▶ **Task to complete**
Copy all records verbatim.
+---+
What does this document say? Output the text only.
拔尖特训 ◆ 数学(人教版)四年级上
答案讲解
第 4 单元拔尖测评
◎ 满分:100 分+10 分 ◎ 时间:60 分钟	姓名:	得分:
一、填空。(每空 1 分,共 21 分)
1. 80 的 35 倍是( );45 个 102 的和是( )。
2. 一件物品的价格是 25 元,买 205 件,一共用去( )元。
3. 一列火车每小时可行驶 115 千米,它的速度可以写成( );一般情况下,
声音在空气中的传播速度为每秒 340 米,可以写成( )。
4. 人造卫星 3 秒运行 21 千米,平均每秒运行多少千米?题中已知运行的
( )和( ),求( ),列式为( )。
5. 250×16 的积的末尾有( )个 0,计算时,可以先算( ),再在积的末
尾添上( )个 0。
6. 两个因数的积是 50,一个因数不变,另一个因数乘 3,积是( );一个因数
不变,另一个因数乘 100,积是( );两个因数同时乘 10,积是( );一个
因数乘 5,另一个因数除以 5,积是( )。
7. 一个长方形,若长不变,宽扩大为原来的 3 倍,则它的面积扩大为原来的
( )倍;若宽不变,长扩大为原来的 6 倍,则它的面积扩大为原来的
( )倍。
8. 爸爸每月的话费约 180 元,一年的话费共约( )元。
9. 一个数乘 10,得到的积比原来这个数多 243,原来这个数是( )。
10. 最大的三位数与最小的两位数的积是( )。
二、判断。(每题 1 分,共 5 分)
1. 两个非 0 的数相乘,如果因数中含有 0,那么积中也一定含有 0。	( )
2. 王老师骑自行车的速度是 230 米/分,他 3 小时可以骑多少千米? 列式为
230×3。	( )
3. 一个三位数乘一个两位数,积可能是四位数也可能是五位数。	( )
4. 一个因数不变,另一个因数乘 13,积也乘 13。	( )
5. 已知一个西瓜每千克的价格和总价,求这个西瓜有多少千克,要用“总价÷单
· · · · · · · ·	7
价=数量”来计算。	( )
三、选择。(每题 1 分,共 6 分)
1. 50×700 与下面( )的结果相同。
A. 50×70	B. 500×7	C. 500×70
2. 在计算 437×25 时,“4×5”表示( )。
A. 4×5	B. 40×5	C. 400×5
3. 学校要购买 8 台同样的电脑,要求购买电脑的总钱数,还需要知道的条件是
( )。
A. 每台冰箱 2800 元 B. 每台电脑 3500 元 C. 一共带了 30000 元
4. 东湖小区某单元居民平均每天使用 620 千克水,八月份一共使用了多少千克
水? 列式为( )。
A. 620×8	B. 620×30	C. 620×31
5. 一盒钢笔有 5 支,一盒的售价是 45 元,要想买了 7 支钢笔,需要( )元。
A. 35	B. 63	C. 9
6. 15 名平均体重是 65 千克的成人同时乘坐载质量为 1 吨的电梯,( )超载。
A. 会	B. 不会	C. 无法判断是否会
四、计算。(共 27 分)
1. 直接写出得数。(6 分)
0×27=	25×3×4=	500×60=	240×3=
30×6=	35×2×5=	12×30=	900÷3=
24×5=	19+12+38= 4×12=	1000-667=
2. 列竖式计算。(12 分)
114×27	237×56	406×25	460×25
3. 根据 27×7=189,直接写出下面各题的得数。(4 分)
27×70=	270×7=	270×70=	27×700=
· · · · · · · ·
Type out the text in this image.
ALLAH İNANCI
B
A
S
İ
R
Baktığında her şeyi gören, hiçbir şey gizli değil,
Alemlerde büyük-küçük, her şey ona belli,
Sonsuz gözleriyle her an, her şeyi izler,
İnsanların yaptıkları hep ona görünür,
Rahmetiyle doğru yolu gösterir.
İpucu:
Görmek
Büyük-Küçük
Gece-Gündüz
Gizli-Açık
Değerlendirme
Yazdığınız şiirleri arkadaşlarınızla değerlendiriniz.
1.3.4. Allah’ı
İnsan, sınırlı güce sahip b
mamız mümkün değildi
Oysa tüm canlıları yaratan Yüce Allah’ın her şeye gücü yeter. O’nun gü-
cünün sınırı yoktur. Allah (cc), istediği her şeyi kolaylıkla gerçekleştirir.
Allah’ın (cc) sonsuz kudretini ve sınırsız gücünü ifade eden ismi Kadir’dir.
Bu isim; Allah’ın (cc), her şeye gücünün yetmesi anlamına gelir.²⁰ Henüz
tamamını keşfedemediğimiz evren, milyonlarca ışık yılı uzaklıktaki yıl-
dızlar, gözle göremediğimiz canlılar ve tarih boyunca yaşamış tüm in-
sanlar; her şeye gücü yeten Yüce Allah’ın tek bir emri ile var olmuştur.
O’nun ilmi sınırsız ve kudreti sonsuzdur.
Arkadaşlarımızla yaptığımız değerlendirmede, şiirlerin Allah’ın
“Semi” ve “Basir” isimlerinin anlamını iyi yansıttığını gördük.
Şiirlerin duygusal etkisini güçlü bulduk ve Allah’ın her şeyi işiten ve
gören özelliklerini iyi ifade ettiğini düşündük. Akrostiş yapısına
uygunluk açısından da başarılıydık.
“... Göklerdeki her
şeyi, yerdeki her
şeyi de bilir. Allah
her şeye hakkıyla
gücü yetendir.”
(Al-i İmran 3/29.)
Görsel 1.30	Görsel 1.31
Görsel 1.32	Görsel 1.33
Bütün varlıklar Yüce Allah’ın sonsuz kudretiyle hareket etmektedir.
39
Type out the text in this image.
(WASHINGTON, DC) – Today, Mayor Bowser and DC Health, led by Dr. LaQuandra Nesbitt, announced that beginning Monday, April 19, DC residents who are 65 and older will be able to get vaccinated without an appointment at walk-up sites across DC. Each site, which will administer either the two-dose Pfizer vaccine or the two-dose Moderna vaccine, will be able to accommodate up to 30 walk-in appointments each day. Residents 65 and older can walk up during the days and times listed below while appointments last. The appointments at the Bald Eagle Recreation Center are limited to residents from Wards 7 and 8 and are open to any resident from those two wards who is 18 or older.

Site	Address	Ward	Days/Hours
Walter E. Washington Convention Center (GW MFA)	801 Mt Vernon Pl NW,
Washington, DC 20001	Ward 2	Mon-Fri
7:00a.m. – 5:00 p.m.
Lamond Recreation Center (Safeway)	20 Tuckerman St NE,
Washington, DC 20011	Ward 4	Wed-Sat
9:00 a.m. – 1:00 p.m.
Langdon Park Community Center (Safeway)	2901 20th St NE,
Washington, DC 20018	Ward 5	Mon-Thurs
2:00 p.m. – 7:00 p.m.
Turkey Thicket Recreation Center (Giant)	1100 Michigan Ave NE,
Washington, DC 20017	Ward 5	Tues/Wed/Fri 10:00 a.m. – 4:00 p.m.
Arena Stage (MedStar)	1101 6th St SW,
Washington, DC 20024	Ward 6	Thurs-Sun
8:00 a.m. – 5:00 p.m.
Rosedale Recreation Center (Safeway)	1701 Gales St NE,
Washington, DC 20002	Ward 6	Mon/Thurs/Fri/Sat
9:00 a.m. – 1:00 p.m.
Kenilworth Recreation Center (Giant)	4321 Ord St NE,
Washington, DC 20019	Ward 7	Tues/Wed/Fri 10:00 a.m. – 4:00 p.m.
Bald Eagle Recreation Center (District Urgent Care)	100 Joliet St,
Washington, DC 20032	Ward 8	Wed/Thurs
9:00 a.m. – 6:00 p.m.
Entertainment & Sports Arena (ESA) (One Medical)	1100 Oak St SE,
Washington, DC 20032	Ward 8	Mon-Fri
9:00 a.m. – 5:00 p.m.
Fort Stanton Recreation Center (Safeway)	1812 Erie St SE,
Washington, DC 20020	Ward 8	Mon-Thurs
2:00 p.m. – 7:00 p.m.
+---+
▶ **Expected answer**
What does this document say? Output the text only.
拔尖特训 ◆ 数学(人教版)四年级上
答案讲解
第 4 单元拔尖测评
◎ 满分:100 分+10 分 ◎ 时间:60 分钟	姓名:	得分:
一、填空。(每空 1 分,共 21 分)
1. 80 的 35 倍是( );45 个 102 的和是( )。
2. 一件物品的价格是 25 元,买 205 件,一共用去( )元。
3. 一列火车每小时可行驶 115 千米,它的速度可以写成( );一般情况下,
声音在空气中的传播速度为每秒 340 米,可以写成( )。
4. 人造卫星 3 秒运行 21 千米,平均每秒运行多少千米?题中已知运行的
( )和( ),求( ),列式为( )。
5. 250×16 的积的末尾有( )个 0,计算时,可以先算( ),再在积的末
尾添上( )个 0。
6. 两个因数的积是 50,一个因数不变,另一个因数乘 3,积是( );一个因数
不变,另一个因数乘 100,积是( );两个因数同时乘 10,积是( );一个
因数乘 5,另一个因数除以 5,积是( )。
7. 一个长方形,若长不变,宽扩大为原来的 3 倍,则它的面积扩大为原来的
( )倍;若宽不变,长扩大为原来的 6 倍,则它的面积扩大为原来的
( )倍。
8. 爸爸每月的话费约 180 元,一年的话费共约( )元。
9. 一个数乘 10,得到的积比原来这个数多 243,原来这个数是( )。
10. 最大的三位数与最小的两位数的积是( )。
二、判断。(每题 1 分,共 5 分)
1. 两个非 0 的数相乘,如果因数中含有 0,那么积中也一定含有 0。	( )
2. 王老师骑自行车的速度是 230 米/分,他 3 小时可以骑多少千米? 列式为
230×3。	( )
3. 一个三位数乘一个两位数,积可能是四位数也可能是五位数。	( )
4. 一个因数不变,另一个因数乘 13,积也乘 13。	( )
5. 已知一个西瓜每千克的价格和总价,求这个西瓜有多少千克,要用“总价÷单
· · · · · · · ·	7
价=数量”来计算。	( )
三、选择。(每题 1 分,共 6 分)
1. 50×700 与下面( )的结果相同。
A. 50×70	B. 500×7	C. 500×70
2. 在计算 437×25 时,“4×5”表示( )。
A. 4×5	B. 40×5	C. 400×5
3. 学校要购买 8 台同样的电脑,要求购买电脑的总钱数,还需要知道的条件是
( )。
A. 每台冰箱 2800 元 B. 每台电脑 3500 元 C. 一共带了 30000 元
4. 东湖小区某单元居民平均每天使用 620 千克水,八月份一共使用了多少千克
水? 列式为( )。
A. 620×8	B. 620×30	C. 620×31
5. 一盒钢笔有 5 支,一盒的售价是 45 元,要想买了 7 支钢笔,需要( )元。
A. 35	B. 63	C. 9
6. 15 名平均体重是 65 千克的成人同时乘坐载质量为 1 吨的电梯,( )超载。
A. 会	B. 不会	C. 无法判断是否会
四、计算。(共 27 分)
1. 直接写出得数。(6 分)
0×27=	25×3×4=	500×60=	240×3=
30×6=	35×2×5=	12×30=	900÷3=
24×5=	19+12+38= 4×12=	1000-667=
2. 列竖式计算。(12 分)
114×27	237×56	406×25	460×25
3. 根据 27×7=189,直接写出下面各题的得数。(4 分)
27×70=	270×7=	270×70=	27×700=
· · · · · · · ·
Type out the text in this image.
ALLAH İNANCI
B
A
S
İ
R
Baktığında her şeyi gören, hiçbir şey gizli değil,
Alemlerde büyük-küçük, her şey ona belli,
Sonsuz gözleriyle her an, her şeyi izler,
İnsanların yaptıkları hep ona görünür,
Rahmetiyle doğru yolu gösterir.
İpucu:
Görmek
Büyük-Küçük
Gece-Gündüz
Gizli-Açık
Değerlendirme
Yazdığınız şiirleri arkadaşlarınızla değerlendiriniz.
1.3.4. Allah’ı
İnsan, sınırlı güce sahip b
mamız mümkün değildi
Oysa tüm canlıları yaratan Yüce Allah’ın her şeye gücü yeter. O’nun gü-
cünün sınırı yoktur. Allah (cc), istediği her şeyi kolaylıkla gerçekleştirir.
Allah’ın (cc) sonsuz kudretini ve sınırsız gücünü ifade eden ismi Kadir’dir.
Bu isim; Allah’ın (cc), her şeye gücünün yetmesi anlamına gelir.²⁰ Henüz
tamamını keşfedemediğimiz evren, milyonlarca ışık yılı uzaklıktaki yıl-
dızlar, gözle göremediğimiz canlılar ve tarih boyunca yaşamış tüm in-
sanlar; her şeye gücü yeten Yüce Allah’ın tek bir emri ile var olmuştur.
O’nun ilmi sınırsız ve kudreti sonsuzdur.
Arkadaşlarımızla yaptığımız değerlendirmede, şiirlerin Allah’ın
“Semi” ve “Basir” isimlerinin anlamını iyi yansıttığını gördük.
Şiirlerin duygusal etkisini güçlü bulduk ve Allah’ın her şeyi işiten ve
gören özelliklerini iyi ifade ettiğini düşündük. Akrostiş yapısına
uygunluk açısından da başarılıydık.
“... Göklerdeki her
şeyi, yerdeki her
şeyi de bilir. Allah
her şeye hakkıyla
gücü yetendir.”
(Al-i İmran 3/29.)
Görsel 1.30	Görsel 1.31
Görsel 1.32	Görsel 1.33
Bütün varlıklar Yüce Allah’ın sonsuz kudretiyle hareket etmektedir.
39
Type out the text in this image.
(WASHINGTON, DC) – Today, Mayor Bowser and DC Health, led by Dr. LaQuandra Nesbitt, announced that beginning Monday, April 19, DC residents who are 65 and older will be able to get vaccinated without an appointment at walk-up sites across DC. Each site, which will administer either the two-dose Pfizer vaccine or the two-dose Moderna vaccine, will be able to accommodate up to 30 walk-in appointments each day. Residents 65 and older can walk up during the days and times listed below while appointments last. The appointments at the Bald Eagle Recreation Center are limited to residents from Wards 7 and 8 and are open to any resident from those two wards who is 18 or older.

Site	Address	Ward	Days/Hours
Walter E. Washington Convention Center (GW MFA)	801 Mt Vernon Pl NW,
Washington, DC 20001	Ward 2	Mon-Fri
7:00a.m. – 5:00 p.m.
Lamond Recreation Center (Safeway)	20 Tuckerman St NE,
Washington, DC 20011	Ward 4	Wed-Sat
9:00 a.m. – 1:00 p.m.
Langdon Park Community Center (Safeway)	2901 20th St NE,
Washington, DC 20018	Ward 5	Mon-Thurs
2:00 p.m. – 7:00 p.m.
Turkey Thicket Recreation Center (Giant)	1100 Michigan Ave NE,
Washington, DC 20017	Ward 5	Tues/Wed/Fri 10:00 a.m. – 4:00 p.m.
Arena Stage (MedStar)	1101 6th St SW,
Washington, DC 20024	Ward 6	Thurs-Sun
8:00 a.m. – 5:00 p.m.
Rosedale Recreation Center (Safeway)	1701 Gales St NE,
Washington, DC 20002	Ward 6	Mon/Thurs/Fri/Sat
9:00 a.m. – 1:00 p.m.
Kenilworth Recreation Center (Giant)	4321 Ord St NE,
Washington, DC 20019	Ward 7	Tues/Wed/Fri 10:00 a.m. – 4:00 p.m.
Bald Eagle Recreation Center (District Urgent Care)	100 Joliet St,
Washington, DC 20032	Ward 8	Wed/Thurs
9:00 a.m. – 6:00 p.m.
Entertainment & Sports Arena (ESA) (One Medical)	1100 Oak St SE,
Washington, DC 20032	Ward 8	Mon-Fri
9:00 a.m. – 5:00 p.m.
Fort Stanton Recreation Center (Safeway)	1812 Erie St SE,
Washington, DC 20020	Ward 8	Mon-Thurs
2:00 p.m. – 7:00 p.m.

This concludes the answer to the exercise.